╭──

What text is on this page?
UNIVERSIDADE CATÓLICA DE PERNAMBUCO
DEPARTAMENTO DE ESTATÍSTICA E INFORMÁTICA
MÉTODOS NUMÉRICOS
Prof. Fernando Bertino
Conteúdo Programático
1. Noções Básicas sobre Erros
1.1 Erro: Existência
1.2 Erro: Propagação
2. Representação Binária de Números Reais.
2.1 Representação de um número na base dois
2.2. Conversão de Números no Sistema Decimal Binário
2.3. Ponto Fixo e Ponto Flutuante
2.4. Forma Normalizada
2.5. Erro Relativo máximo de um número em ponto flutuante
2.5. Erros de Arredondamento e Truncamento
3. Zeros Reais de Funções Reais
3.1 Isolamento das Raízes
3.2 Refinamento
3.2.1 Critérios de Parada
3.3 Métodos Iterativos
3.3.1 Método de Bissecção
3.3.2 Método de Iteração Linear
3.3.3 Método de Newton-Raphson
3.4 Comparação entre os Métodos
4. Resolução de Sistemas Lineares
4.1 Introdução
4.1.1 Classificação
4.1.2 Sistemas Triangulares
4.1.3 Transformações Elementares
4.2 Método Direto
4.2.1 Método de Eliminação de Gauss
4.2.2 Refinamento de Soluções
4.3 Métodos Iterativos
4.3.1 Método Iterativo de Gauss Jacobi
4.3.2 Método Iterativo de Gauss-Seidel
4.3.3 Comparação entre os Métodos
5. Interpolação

╰──

- _Problem details_: Each entry above is to be quoted exactly.

- _Response_:
What text is on this page?
UNIVERSIDADE CATÓLICA DE PERNAMBUCO
DEPARTAMENTO DE ESTATÍSTICA E INFORMÁTICA
MÉTODOS NUMÉRICOS
Prof. Fernando Bertino
Conteúdo Programático
1. Noções Básicas sobre Erros
1.1 Erro: Existência
1.2 Erro: Propagação
2. Representação Binária de Números Reais.
2.1 Representação de um número na base dois
2.2. Conversão de Números no Sistema Decimal Binário
2.3. Ponto Fixo e Ponto Flutuante
2.4. Forma Normalizada
2.5. Erro Relativo máximo de um número em ponto flutuante
2.5. Erros de Arredondamento e Truncamento
3. Zeros Reais de Funções Reais
3.1 Isolamento das Raízes
3.2 Refinamento
3.2.1 Critérios de Parada
3.3 Métodos Iterativos
3.3.1 Método de Bissecção
3.3.2 Método de Iteração Linear
3.3.3 Método de Newton-Raphson
3.4 Comparação entre os Métodos
4. Resolução de Sistemas Lineares
4.1 Introdução
4.1.1 Classificação
4.1.2 Sistemas Triangulares
4.1.3 Transformações Elementares
4.2 Método Direto
4.2.1 Método de Eliminação de Gauss
4.2.2 Refinamento de Soluções
4.3 Métodos Iterativos
4.3.1 Método Iterativo de Gauss Jacobi
4.3.2 Método Iterativo de Gauss-Seidel
4.3.3 Comparação entre os Métodos
5. Interpolação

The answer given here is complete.